### [Instructions to follow]
Could you lay out the lines from the very first one through the line holding "sunrise-text: Sunrise: 6:41", both included, as a JSON list of strings, one string per line, with blank lines omitted?
#####
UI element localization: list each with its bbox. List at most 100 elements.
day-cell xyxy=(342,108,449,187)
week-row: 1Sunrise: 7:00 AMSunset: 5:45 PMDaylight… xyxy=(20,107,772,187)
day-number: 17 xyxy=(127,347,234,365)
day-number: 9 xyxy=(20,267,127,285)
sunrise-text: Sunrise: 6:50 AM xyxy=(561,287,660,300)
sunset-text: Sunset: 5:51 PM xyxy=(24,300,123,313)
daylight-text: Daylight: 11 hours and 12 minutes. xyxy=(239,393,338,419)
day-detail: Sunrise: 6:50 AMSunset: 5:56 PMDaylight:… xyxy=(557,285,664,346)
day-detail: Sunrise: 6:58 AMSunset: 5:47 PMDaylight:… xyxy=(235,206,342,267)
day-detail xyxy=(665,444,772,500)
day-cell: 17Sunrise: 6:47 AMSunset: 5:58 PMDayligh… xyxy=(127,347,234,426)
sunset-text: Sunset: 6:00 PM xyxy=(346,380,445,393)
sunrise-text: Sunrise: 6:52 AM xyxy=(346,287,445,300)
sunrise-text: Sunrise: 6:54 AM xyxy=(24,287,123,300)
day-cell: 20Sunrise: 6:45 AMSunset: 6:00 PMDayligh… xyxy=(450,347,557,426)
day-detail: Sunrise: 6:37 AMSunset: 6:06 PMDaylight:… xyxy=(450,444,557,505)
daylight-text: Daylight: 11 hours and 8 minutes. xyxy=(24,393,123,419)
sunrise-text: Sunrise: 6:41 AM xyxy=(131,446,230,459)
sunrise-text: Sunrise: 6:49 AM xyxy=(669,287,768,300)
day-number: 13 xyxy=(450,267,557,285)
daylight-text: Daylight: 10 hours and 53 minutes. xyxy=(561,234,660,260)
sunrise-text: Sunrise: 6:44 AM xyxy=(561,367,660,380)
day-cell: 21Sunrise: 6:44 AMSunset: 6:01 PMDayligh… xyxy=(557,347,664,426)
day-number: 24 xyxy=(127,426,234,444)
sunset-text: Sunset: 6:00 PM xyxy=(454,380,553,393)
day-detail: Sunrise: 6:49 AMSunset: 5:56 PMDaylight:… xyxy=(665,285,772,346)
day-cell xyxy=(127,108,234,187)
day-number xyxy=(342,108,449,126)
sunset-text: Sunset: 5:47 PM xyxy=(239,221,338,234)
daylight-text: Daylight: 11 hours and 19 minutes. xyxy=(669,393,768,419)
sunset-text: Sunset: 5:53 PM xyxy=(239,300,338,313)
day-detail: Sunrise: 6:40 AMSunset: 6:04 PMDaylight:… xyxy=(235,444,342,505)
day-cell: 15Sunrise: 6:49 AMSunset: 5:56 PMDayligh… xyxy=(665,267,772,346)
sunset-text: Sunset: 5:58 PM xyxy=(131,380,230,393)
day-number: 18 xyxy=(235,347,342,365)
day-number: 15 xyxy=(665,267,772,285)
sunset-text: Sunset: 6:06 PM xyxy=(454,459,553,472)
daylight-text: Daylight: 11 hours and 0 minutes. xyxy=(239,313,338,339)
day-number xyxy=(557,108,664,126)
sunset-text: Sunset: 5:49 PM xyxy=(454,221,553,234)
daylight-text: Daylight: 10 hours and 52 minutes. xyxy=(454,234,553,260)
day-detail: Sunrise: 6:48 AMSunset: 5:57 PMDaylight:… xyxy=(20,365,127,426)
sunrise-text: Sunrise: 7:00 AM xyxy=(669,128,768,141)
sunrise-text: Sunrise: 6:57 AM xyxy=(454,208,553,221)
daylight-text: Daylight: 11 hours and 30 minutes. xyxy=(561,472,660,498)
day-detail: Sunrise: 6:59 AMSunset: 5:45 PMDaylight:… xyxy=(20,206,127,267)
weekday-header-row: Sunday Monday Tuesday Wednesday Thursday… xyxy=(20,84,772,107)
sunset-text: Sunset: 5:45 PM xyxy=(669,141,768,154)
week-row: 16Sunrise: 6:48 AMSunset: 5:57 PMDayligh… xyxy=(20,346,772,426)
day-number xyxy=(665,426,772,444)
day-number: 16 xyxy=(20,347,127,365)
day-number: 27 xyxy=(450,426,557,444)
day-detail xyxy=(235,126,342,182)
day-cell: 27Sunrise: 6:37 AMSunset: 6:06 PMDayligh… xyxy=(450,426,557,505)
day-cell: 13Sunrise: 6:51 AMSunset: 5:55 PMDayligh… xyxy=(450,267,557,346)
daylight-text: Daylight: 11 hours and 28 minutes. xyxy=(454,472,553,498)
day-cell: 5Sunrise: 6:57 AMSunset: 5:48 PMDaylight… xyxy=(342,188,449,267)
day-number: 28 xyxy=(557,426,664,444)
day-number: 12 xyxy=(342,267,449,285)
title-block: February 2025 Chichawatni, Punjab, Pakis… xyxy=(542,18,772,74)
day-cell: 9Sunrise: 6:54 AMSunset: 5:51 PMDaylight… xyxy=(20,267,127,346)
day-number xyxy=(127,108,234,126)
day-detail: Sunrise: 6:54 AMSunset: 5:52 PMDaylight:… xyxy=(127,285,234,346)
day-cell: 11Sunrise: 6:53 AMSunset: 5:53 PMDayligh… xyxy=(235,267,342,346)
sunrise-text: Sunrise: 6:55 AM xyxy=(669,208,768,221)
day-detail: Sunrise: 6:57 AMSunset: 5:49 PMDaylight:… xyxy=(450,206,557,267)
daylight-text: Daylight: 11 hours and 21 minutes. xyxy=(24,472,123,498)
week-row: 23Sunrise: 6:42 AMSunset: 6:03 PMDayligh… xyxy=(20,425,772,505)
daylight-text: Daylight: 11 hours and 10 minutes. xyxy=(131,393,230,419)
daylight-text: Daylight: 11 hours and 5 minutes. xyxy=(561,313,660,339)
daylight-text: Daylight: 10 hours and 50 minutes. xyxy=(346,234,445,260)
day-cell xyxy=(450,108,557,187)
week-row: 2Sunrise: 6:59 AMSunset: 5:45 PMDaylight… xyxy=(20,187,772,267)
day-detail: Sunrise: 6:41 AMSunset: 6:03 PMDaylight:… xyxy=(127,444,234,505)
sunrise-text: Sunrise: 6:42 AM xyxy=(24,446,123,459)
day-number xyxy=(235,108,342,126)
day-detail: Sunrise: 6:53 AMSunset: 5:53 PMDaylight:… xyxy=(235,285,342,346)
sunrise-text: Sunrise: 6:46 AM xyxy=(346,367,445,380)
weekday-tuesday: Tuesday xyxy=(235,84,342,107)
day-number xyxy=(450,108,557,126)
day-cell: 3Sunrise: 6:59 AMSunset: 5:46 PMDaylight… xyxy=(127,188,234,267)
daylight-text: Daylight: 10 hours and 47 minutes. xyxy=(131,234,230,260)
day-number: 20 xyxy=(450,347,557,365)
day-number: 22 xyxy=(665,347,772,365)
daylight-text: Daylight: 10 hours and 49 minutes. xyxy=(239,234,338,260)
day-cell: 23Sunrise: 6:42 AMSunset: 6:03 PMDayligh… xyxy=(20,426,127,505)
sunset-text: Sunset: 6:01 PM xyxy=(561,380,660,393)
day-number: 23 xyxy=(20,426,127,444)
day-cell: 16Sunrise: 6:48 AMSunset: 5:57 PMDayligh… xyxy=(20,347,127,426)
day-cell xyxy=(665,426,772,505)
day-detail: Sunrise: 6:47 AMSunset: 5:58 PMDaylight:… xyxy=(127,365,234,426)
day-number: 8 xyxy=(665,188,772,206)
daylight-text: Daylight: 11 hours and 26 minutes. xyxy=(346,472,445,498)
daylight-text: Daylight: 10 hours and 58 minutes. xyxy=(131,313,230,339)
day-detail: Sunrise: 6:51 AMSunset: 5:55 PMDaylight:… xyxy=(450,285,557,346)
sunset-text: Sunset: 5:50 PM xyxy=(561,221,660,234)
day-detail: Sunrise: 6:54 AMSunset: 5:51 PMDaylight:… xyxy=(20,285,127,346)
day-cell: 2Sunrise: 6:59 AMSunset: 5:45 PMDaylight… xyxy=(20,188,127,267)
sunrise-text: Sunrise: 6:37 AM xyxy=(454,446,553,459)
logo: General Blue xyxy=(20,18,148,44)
#####
### [Solution to this exercise]
[
  "UI element localization: list each with its bbox. List at most 100 elements.",
  "day-cell xyxy=(342,108,449,187)",
  "week-row: 1Sunrise: 7:00 AMSunset: 5:45 PMDaylight… xyxy=(20,107,772,187)",
  "day-number: 17 xyxy=(127,347,234,365)",
  "day-number: 9 xyxy=(20,267,127,285)",
  "sunrise-text: Sunrise: 6:50 AM xyxy=(561,287,660,300)",
  "sunset-text: Sunset: 5:51 PM xyxy=(24,300,123,313)",
  "daylight-text: Daylight: 11 hours and 12 minutes. xyxy=(239,393,338,419)",
  "day-detail: Sunrise: 6:50 AMSunset: 5:56 PMDaylight:… xyxy=(557,285,664,346)",
  "day-detail: Sunrise: 6:58 AMSunset: 5:47 PMDaylight:… xyxy=(235,206,342,267)",
  "day-detail xyxy=(665,444,772,500)",
  "day-cell: 17Sunrise: 6:47 AMSunset: 5:58 PMDayligh… xyxy=(127,347,234,426)",
  "sunset-text: Sunset: 6:00 PM xyxy=(346,380,445,393)",
  "sunrise-text: Sunrise: 6:52 AM xyxy=(346,287,445,300)",
  "sunrise-text: Sunrise: 6:54 AM xyxy=(24,287,123,300)",
  "day-cell: 20Sunrise: 6:45 AMSunset: 6:00 PMDayligh… xyxy=(450,347,557,426)",
  "day-detail: Sunrise: 6:37 AMSunset: 6:06 PMDaylight:… xyxy=(450,444,557,505)",
  "daylight-text: Daylight: 11 hours and 8 minutes. xyxy=(24,393,123,419)",
  "sunrise-text: Sunrise: 6:41 AM xyxy=(131,446,230,459)"
]